## [DO THIS]
Give the listing again in full, exactly as written.

— BEGIN EXERCISE DATA —

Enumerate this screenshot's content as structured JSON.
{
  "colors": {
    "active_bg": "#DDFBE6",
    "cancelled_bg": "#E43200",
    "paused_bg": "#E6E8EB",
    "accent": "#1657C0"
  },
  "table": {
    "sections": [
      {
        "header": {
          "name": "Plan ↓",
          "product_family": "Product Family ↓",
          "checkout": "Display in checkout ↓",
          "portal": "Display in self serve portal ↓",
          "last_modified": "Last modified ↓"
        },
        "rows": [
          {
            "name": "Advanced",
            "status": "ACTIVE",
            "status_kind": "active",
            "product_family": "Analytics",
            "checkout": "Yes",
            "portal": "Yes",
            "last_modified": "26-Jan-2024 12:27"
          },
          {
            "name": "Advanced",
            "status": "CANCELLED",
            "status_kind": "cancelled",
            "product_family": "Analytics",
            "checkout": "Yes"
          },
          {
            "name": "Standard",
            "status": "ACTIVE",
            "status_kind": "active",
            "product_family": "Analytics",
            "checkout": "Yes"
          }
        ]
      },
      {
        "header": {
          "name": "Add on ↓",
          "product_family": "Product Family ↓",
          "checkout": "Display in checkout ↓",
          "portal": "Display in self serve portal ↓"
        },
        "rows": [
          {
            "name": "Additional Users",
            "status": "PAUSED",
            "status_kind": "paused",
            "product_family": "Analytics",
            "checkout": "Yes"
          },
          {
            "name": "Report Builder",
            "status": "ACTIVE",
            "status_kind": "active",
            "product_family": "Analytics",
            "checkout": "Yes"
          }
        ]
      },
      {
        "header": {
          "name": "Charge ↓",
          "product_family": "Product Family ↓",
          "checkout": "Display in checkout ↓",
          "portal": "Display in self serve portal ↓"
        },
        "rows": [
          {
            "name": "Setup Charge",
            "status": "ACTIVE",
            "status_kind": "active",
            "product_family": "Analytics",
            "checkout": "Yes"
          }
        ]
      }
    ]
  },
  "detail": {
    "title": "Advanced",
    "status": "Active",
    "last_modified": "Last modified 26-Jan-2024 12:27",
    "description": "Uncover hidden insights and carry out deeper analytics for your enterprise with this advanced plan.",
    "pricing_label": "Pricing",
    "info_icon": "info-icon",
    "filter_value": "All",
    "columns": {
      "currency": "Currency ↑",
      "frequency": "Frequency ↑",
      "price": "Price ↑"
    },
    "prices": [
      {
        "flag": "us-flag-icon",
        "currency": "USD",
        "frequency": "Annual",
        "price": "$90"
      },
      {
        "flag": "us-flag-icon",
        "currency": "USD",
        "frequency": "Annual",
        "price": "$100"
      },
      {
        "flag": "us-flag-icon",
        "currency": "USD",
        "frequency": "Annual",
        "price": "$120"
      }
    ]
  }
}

— END EXERCISE DATA —

## [SOLUTION FOR THIS PROBLEM]
Enumerate this screenshot's content as structured JSON.
{
  "colors": {
    "active_bg": "#DDFBE6",
    "cancelled_bg": "#E43200",
    "paused_bg": "#E6E8EB",
    "accent": "#1657C0"
  },
  "table": {
    "sections": [
      {
        "header": {
          "name": "Plan ↓",
          "product_family": "Product Family ↓",
          "checkout": "Display in checkout ↓",
          "portal": "Display in self serve portal ↓",
          "last_modified": "Last modified ↓"
        },
        "rows": [
          {
            "name": "Advanced",
            "status": "ACTIVE",
            "status_kind": "active",
            "product_family": "Analytics",
            "checkout": "Yes",
            "portal": "Yes",
            "last_modified": "26-Jan-2024 12:27"
          },
          {
            "name": "Advanced",
            "status": "CANCELLED",
            "status_kind": "cancelled",
            "product_family": "Analytics",
            "checkout": "Yes"
          },
          {
            "name": "Standard",
            "status": "ACTIVE",
            "status_kind": "active",
            "product_family": "Analytics",
            "checkout": "Yes"
          }
        ]
      },
      {
        "header": {
          "name": "Add on ↓",
          "product_family": "Product Family ↓",
          "checkout": "Display in checkout ↓",
          "portal": "Display in self serve portal ↓"
        },
        "rows": [
          {
            "name": "Additional Users",
            "status": "PAUSED",
            "status_kind": "paused",
            "product_family": "Analytics",
            "checkout": "Yes"
          },
          {
            "name": "Report Builder",
            "status": "ACTIVE",
            "status_kind": "active",
            "product_family": "Analytics",
            "checkout": "Yes"
          }
        ]
      },
      {
        "header": {
          "name": "Charge ↓",
          "product_family": "Product Family ↓",
          "checkout": "Display in checkout ↓",
          "portal": "Display in self serve portal ↓"
        },
        "rows": [
          {
            "name": "Setup Charge",
            "status": "ACTIVE",
            "status_kind": "active",
            "product_family": "Analytics",
            "checkout": "Yes"
          }
        ]
      }
    ]
  },
  "detail": {
    "title": "Advanced",
    "status": "Active",
    "last_modified": "Last modified 26-Jan-2024 12:27",
    "description": "Uncover hidden insights and carry out deeper analytics for your enterprise with this advanced plan.",
    "pricing_label": "Pricing",
    "info_icon": "info-icon",
    "filter_value": "All",
    "columns": {
      "currency": "Currency ↑",
      "frequency": "Frequency ↑",
      "price": "Price ↑"
    },
    "prices": [
      {
        "flag": "us-flag-icon",
        "currency": "USD",
        "frequency": "Annual",
        "price": "$90"
      },
      {
        "flag": "us-flag-icon",
        "currency": "USD",
        "frequency": "Annual",
        "price": "$100"
      },
      {
        "flag": "us-flag-icon",
        "currency": "USD",
        "frequency": "Annual",
        "price": "$120"
      }
    ]
  }
}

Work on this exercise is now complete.